→ **Given instruction**
Write out the data below in full. Keep it exact.

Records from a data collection
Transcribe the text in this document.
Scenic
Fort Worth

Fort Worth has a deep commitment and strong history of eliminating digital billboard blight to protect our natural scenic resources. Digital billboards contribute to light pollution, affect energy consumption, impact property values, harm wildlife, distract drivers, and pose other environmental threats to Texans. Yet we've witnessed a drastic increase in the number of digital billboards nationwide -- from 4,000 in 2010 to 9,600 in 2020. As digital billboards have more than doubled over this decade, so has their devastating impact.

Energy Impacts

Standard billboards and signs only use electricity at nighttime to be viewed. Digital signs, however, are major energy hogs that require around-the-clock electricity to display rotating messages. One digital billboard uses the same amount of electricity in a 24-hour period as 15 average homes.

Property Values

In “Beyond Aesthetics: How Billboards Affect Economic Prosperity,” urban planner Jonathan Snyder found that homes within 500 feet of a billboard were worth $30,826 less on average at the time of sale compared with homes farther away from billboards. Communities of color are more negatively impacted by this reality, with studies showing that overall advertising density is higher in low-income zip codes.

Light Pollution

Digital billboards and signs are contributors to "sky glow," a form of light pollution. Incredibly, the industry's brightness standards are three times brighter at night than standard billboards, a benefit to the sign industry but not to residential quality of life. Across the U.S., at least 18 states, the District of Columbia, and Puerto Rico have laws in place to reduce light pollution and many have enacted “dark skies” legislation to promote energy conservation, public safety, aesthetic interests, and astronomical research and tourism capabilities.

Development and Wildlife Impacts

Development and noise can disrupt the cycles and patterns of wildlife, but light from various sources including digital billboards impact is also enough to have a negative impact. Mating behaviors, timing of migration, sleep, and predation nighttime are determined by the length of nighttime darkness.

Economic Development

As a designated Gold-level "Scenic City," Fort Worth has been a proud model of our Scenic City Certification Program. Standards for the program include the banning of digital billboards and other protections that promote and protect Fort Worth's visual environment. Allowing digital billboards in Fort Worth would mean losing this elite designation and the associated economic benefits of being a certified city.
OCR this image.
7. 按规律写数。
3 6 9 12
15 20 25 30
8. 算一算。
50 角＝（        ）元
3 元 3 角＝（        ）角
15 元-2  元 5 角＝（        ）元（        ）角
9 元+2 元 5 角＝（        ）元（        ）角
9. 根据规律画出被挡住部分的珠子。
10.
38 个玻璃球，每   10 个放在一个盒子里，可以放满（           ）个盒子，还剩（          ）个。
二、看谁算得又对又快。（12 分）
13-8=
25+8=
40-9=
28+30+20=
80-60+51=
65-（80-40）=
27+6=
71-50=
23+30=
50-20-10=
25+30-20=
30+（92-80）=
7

→ **In response**
Transcribe the text in this document.
Scenic
Fort Worth

Fort Worth has a deep commitment and strong history of eliminating digital billboard blight to protect our natural scenic resources. Digital billboards contribute to light pollution, affect energy consumption, impact property values, harm wildlife, distract drivers, and pose other environmental threats to Texans. Yet we've witnessed a drastic increase in the number of digital billboards nationwide -- from 4,000 in 2010 to 9,600 in 2020. As digital billboards have more than doubled over this decade, so has their devastating impact.

Energy Impacts

Standard billboards and signs only use electricity at nighttime to be viewed. Digital signs, however, are major energy hogs that require around-the-clock electricity to display rotating messages. One digital billboard uses the same amount of electricity in a 24-hour period as 15 average homes.

Property Values

In “Beyond Aesthetics: How Billboards Affect Economic Prosperity,” urban planner Jonathan Snyder found that homes within 500 feet of a billboard were worth $30,826 less on average at the time of sale compared with homes farther away from billboards. Communities of color are more negatively impacted by this reality, with studies showing that overall advertising density is higher in low-income zip codes.

Light Pollution

Digital billboards and signs are contributors to "sky glow," a form of light pollution. Incredibly, the industry's brightness standards are three times brighter at night than standard billboards, a benefit to the sign industry but not to residential quality of life. Across the U.S., at least 18 states, the District of Columbia, and Puerto Rico have laws in place to reduce light pollution and many have enacted “dark skies” legislation to promote energy conservation, public safety, aesthetic interests, and astronomical research and tourism capabilities.

Development and Wildlife Impacts

Development and noise can disrupt the cycles and patterns of wildlife, but light from various sources including digital billboards impact is also enough to have a negative impact. Mating behaviors, timing of migration, sleep, and predation nighttime are determined by the length of nighttime darkness.

Economic Development

As a designated Gold-level "Scenic City," Fort Worth has been a proud model of our Scenic City Certification Program. Standards for the program include the banning of digital billboards and other protections that promote and protect Fort Worth's visual environment. Allowing digital billboards in Fort Worth would mean losing this elite designation and the associated economic benefits of being a certified city.
OCR this image.
7. 按规律写数。
3 6 9 12
15 20 25 30
8. 算一算。
50 角＝（        ）元
3 元 3 角＝（        ）角
15 元-2  元 5 角＝（        ）元（        ）角
9 元+2 元 5 角＝（        ）元（        ）角
9. 根据规律画出被挡住部分的珠子。
10.
38 个玻璃球，每   10 个放在一个盒子里，可以放满（           ）个盒子，还剩（          ）个。
二、看谁算得又对又快。（12 分）
13-8=
25+8=
40-9=
28+30+20=
80-60+51=
65-（80-40）=
27+6=
71-50=
23+30=
50-20-10=
25+30-20=
30+（92-80）=
7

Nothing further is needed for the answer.